Goal ▸
Your task is to extract every line from the material below exactly.

-- START OF Records for this task --

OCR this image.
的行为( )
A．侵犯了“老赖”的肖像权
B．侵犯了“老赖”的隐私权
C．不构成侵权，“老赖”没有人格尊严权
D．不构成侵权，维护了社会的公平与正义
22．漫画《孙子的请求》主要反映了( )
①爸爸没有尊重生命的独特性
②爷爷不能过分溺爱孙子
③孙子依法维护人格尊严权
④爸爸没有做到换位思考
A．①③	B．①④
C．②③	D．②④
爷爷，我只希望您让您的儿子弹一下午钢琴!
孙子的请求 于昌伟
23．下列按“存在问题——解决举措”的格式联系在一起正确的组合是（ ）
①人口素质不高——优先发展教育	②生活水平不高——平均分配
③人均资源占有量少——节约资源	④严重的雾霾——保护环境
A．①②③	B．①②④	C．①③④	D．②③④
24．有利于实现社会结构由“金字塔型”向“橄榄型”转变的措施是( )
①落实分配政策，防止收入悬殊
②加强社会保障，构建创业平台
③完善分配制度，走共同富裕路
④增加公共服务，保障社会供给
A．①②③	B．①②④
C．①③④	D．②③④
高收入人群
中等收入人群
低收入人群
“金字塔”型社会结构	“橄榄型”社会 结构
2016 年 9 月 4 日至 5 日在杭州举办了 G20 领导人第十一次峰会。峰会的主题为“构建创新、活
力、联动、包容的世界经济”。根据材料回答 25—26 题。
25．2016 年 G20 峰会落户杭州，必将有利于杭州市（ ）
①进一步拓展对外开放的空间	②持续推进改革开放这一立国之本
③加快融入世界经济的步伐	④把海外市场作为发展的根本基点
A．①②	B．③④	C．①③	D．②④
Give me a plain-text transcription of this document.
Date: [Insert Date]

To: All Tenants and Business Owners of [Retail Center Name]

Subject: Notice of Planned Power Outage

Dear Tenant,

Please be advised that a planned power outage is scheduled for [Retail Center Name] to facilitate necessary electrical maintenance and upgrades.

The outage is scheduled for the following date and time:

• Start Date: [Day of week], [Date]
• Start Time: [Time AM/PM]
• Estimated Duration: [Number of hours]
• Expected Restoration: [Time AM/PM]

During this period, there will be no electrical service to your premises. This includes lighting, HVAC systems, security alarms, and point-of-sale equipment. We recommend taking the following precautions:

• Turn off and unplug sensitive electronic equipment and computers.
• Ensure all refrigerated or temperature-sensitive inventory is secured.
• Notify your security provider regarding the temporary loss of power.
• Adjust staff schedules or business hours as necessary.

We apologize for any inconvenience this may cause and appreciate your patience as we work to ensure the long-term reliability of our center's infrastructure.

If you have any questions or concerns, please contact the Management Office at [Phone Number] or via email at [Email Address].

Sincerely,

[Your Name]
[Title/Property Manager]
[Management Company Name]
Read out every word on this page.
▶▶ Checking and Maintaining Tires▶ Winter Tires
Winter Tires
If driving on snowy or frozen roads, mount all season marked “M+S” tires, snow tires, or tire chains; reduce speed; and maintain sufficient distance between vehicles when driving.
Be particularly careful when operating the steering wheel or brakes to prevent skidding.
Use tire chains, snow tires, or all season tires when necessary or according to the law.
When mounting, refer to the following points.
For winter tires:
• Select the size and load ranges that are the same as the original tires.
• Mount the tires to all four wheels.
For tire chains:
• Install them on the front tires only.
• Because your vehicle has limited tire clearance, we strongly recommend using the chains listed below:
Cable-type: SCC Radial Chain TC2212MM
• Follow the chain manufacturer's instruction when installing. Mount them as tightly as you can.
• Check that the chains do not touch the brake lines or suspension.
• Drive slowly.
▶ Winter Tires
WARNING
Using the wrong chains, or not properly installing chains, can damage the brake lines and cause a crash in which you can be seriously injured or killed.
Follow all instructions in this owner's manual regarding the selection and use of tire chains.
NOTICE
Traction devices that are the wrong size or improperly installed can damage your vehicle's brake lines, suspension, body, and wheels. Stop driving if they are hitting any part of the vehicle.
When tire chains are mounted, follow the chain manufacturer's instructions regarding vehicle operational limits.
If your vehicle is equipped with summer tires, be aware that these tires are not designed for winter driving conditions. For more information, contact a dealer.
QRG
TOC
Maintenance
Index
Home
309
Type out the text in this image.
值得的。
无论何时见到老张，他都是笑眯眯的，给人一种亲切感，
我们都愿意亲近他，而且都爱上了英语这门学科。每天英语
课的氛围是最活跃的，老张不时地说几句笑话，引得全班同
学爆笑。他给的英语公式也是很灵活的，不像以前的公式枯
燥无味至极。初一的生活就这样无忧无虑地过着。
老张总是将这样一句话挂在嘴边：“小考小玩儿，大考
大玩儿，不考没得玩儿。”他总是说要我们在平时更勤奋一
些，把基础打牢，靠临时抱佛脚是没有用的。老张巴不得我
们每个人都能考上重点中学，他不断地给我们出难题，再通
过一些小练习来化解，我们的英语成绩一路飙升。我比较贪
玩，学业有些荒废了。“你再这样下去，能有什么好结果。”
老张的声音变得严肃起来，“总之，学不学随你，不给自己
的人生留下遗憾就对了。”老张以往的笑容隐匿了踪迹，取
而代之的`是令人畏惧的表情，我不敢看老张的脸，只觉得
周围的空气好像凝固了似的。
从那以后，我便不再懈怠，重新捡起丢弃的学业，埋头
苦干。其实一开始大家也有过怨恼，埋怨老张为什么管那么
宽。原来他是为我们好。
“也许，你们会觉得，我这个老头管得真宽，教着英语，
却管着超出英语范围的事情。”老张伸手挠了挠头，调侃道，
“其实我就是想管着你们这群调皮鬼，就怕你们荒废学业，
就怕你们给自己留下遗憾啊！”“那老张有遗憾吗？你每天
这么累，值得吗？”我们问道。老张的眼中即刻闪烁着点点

-- END OF Records for this task --

Worked answer ▸
OCR this image.
的行为( )
A．侵犯了“老赖”的肖像权
B．侵犯了“老赖”的隐私权
C．不构成侵权，“老赖”没有人格尊严权
D．不构成侵权，维护了社会的公平与正义
22．漫画《孙子的请求》主要反映了( )
①爸爸没有尊重生命的独特性
②爷爷不能过分溺爱孙子
③孙子依法维护人格尊严权
④爸爸没有做到换位思考
A．①③	B．①④
C．②③	D．②④
爷爷，我只希望您让您的儿子弹一下午钢琴!
孙子的请求 于昌伟
23．下列按“存在问题——解决举措”的格式联系在一起正确的组合是（ ）
①人口素质不高——优先发展教育	②生活水平不高——平均分配
③人均资源占有量少——节约资源	④严重的雾霾——保护环境
A．①②③	B．①②④	C．①③④	D．②③④
24．有利于实现社会结构由“金字塔型”向“橄榄型”转变的措施是( )
①落实分配政策，防止收入悬殊
②加强社会保障，构建创业平台
③完善分配制度，走共同富裕路
④增加公共服务，保障社会供给
A．①②③	B．①②④
C．①③④	D．②③④
高收入人群
中等收入人群
低收入人群
“金字塔”型社会结构	“橄榄型”社会 结构
2016 年 9 月 4 日至 5 日在杭州举办了 G20 领导人第十一次峰会。峰会的主题为“构建创新、活
力、联动、包容的世界经济”。根据材料回答 25—26 题。
25．2016 年 G20 峰会落户杭州，必将有利于杭州市（ ）
①进一步拓展对外开放的空间	②持续推进改革开放这一立国之本
③加快融入世界经济的步伐	④把海外市场作为发展的根本基点
A．①②	B．③④	C．①③	D．②④
Give me a plain-text transcription of this document.
Date: [Insert Date]

To: All Tenants and Business Owners of [Retail Center Name]

Subject: Notice of Planned Power Outage

Dear Tenant,

Please be advised that a planned power outage is scheduled for [Retail Center Name] to facilitate necessary electrical maintenance and upgrades.

The outage is scheduled for the following date and time:

• Start Date: [Day of week], [Date]
• Start Time: [Time AM/PM]
• Estimated Duration: [Number of hours]
• Expected Restoration: [Time AM/PM]

During this period, there will be no electrical service to your premises. This includes lighting, HVAC systems, security alarms, and point-of-sale equipment. We recommend taking the following precautions:

• Turn off and unplug sensitive electronic equipment and computers.
• Ensure all refrigerated or temperature-sensitive inventory is secured.
• Notify your security provider regarding the temporary loss of power.
• Adjust staff schedules or business hours as necessary.

We apologize for any inconvenience this may cause and appreciate your patience as we work to ensure the long-term reliability of our center's infrastructure.

If you have any questions or concerns, please contact the Management Office at [Phone Number] or via email at [Email Address].

Sincerely,

[Your Name]
[Title/Property Manager]
[Management Company Name]
Read out every word on this page.
▶▶ Checking and Maintaining Tires▶ Winter Tires
Winter Tires
If driving on snowy or frozen roads, mount all season marked “M+S” tires, snow tires, or tire chains; reduce speed; and maintain sufficient distance between vehicles when driving.
Be particularly careful when operating the steering wheel or brakes to prevent skidding.
Use tire chains, snow tires, or all season tires when necessary or according to the law.
When mounting, refer to the following points.
For winter tires:
• Select the size and load ranges that are the same as the original tires.
• Mount the tires to all four wheels.
For tire chains:
• Install them on the front tires only.
• Because your vehicle has limited tire clearance, we strongly recommend using the chains listed below:
Cable-type: SCC Radial Chain TC2212MM
• Follow the chain manufacturer's instruction when installing. Mount them as tightly as you can.
• Check that the chains do not touch the brake lines or suspension.
• Drive slowly.
▶ Winter Tires
WARNING
Using the wrong chains, or not properly installing chains, can damage the brake lines and cause a crash in which you can be seriously injured or killed.
Follow all instructions in this owner's manual regarding the selection and use of tire chains.
NOTICE
Traction devices that are the wrong size or improperly installed can damage your vehicle's brake lines, suspension, body, and wheels. Stop driving if they are hitting any part of the vehicle.
When tire chains are mounted, follow the chain manufacturer's instructions regarding vehicle operational limits.
If your vehicle is equipped with summer tires, be aware that these tires are not designed for winter driving conditions. For more information, contact a dealer.
QRG
TOC
Maintenance
Index
Home
309
Type out the text in this image.
值得的。
无论何时见到老张，他都是笑眯眯的，给人一种亲切感，
我们都愿意亲近他，而且都爱上了英语这门学科。每天英语
课的氛围是最活跃的，老张不时地说几句笑话，引得全班同
学爆笑。他给的英语公式也是很灵活的，不像以前的公式枯
燥无味至极。初一的生活就这样无忧无虑地过着。
老张总是将这样一句话挂在嘴边：“小考小玩儿，大考
大玩儿，不考没得玩儿。”他总是说要我们在平时更勤奋一
些，把基础打牢，靠临时抱佛脚是没有用的。老张巴不得我
们每个人都能考上重点中学，他不断地给我们出难题，再通
过一些小练习来化解，我们的英语成绩一路飙升。我比较贪
玩，学业有些荒废了。“你再这样下去，能有什么好结果。”
老张的声音变得严肃起来，“总之，学不学随你，不给自己
的人生留下遗憾就对了。”老张以往的笑容隐匿了踪迹，取
而代之的`是令人畏惧的表情，我不敢看老张的脸，只觉得
周围的空气好像凝固了似的。
从那以后，我便不再懈怠，重新捡起丢弃的学业，埋头
苦干。其实一开始大家也有过怨恼，埋怨老张为什么管那么
宽。原来他是为我们好。
“也许，你们会觉得，我这个老头管得真宽，教着英语，
却管着超出英语范围的事情。”老张伸手挠了挠头，调侃道，
“其实我就是想管着你们这群调皮鬼，就怕你们荒废学业，
就怕你们给自己留下遗憾啊！”“那老张有遗憾吗？你每天
这么累，值得吗？”我们问道。老张的眼中即刻闪烁着点点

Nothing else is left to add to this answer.